WHAT TO WORK ON >> Copy all lines below exactly as written. Leave pictures out.

[Begin SOURCE DATA]

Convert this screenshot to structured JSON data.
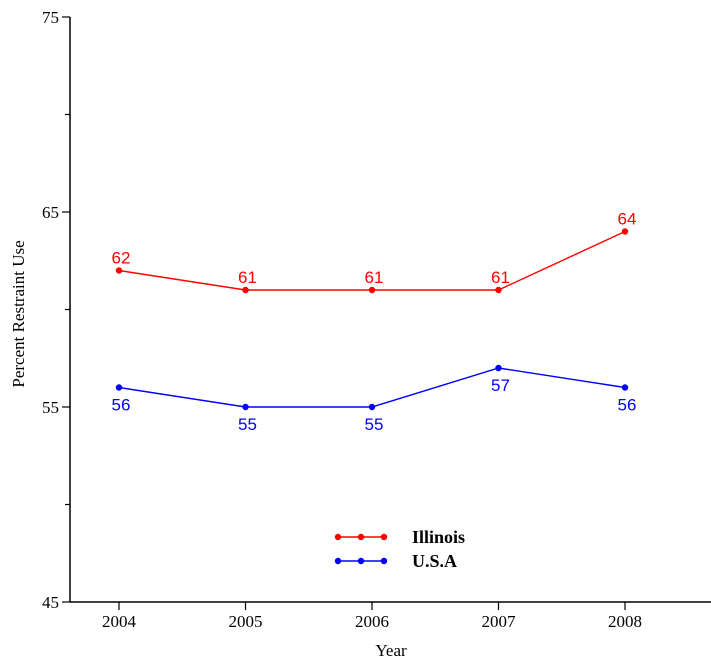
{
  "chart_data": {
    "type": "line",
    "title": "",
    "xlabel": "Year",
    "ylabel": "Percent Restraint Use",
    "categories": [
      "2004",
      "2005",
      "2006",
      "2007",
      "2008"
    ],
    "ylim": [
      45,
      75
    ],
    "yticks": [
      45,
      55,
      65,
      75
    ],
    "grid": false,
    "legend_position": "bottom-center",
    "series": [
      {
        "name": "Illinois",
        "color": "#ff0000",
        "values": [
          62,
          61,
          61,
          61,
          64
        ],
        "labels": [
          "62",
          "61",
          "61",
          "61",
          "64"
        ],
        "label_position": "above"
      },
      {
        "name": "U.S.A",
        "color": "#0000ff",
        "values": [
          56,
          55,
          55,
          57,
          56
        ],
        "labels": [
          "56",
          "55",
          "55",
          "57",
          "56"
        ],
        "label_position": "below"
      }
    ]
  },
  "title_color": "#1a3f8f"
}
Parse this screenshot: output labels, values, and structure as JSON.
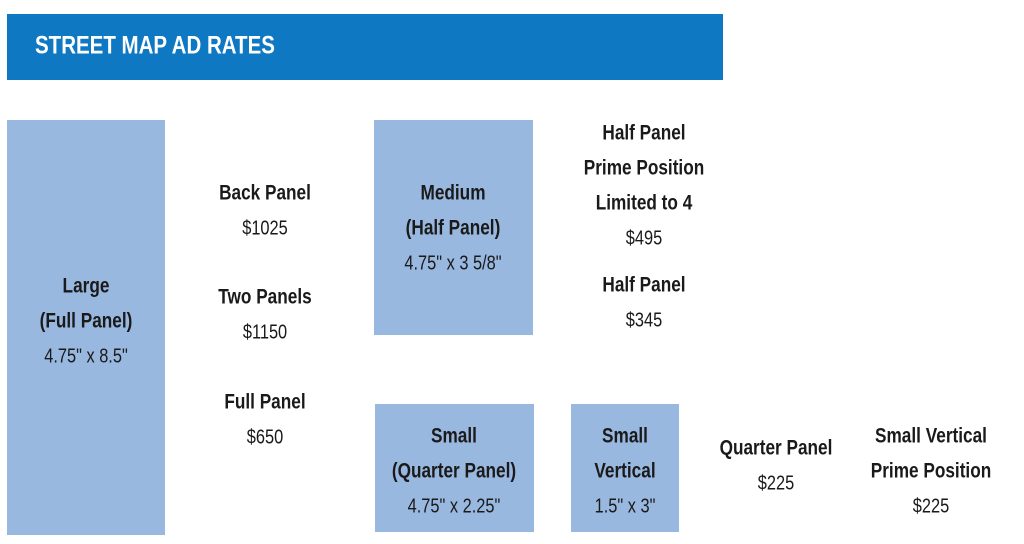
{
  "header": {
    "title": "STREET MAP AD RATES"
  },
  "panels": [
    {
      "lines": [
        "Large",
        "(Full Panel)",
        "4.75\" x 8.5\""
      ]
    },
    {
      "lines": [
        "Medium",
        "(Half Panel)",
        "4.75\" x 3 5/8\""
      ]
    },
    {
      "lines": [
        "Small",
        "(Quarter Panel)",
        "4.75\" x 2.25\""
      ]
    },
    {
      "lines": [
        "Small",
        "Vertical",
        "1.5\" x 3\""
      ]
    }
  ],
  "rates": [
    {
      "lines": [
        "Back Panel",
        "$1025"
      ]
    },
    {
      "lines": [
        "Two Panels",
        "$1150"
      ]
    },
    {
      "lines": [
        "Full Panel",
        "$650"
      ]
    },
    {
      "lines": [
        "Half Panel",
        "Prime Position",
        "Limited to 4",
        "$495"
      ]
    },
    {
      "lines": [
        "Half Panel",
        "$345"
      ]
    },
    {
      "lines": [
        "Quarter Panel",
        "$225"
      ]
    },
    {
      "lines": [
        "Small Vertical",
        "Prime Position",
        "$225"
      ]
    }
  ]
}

[End SOURCE DATA]

THE SOLUTION >>
Convert this screenshot to structured JSON data.
{
  "chart_data": {
    "type": "line",
    "title": "",
    "xlabel": "Year",
    "ylabel": "Percent Restraint Use",
    "categories": [
      "2004",
      "2005",
      "2006",
      "2007",
      "2008"
    ],
    "ylim": [
      45,
      75
    ],
    "yticks": [
      45,
      55,
      65,
      75
    ],
    "grid": false,
    "legend_position": "bottom-center",
    "series": [
      {
        "name": "Illinois",
        "color": "#ff0000",
        "values": [
          62,
          61,
          61,
          61,
          64
        ],
        "labels": [
          "62",
          "61",
          "61",
          "61",
          "64"
        ],
        "label_position": "above"
      },
      {
        "name": "U.S.A",
        "color": "#0000ff",
        "values": [
          56,
          55,
          55,
          57,
          56
        ],
        "labels": [
          "56",
          "55",
          "55",
          "57",
          "56"
        ],
        "label_position": "below"
      }
    ]
  },
  "title_color": "#1a3f8f"
}
Parse this screenshot: output labels, values, and structure as JSON.
{
  "header": {
    "title": "STREET MAP AD RATES"
  },
  "panels": [
    {
      "lines": [
        "Large",
        "(Full Panel)",
        "4.75\" x 8.5\""
      ]
    },
    {
      "lines": [
        "Medium",
        "(Half Panel)",
        "4.75\" x 3 5/8\""
      ]
    },
    {
      "lines": [
        "Small",
        "(Quarter Panel)",
        "4.75\" x 2.25\""
      ]
    },
    {
      "lines": [
        "Small",
        "Vertical",
        "1.5\" x 3\""
      ]
    }
  ],
  "rates": [
    {
      "lines": [
        "Back Panel",
        "$1025"
      ]
    },
    {
      "lines": [
        "Two Panels",
        "$1150"
      ]
    },
    {
      "lines": [
        "Full Panel",
        "$650"
      ]
    },
    {
      "lines": [
        "Half Panel",
        "Prime Position",
        "Limited to 4",
        "$495"
      ]
    },
    {
      "lines": [
        "Half Panel",
        "$345"
      ]
    },
    {
      "lines": [
        "Quarter Panel",
        "$225"
      ]
    },
    {
      "lines": [
        "Small Vertical",
        "Prime Position",
        "$225"
      ]
    }
  ]
}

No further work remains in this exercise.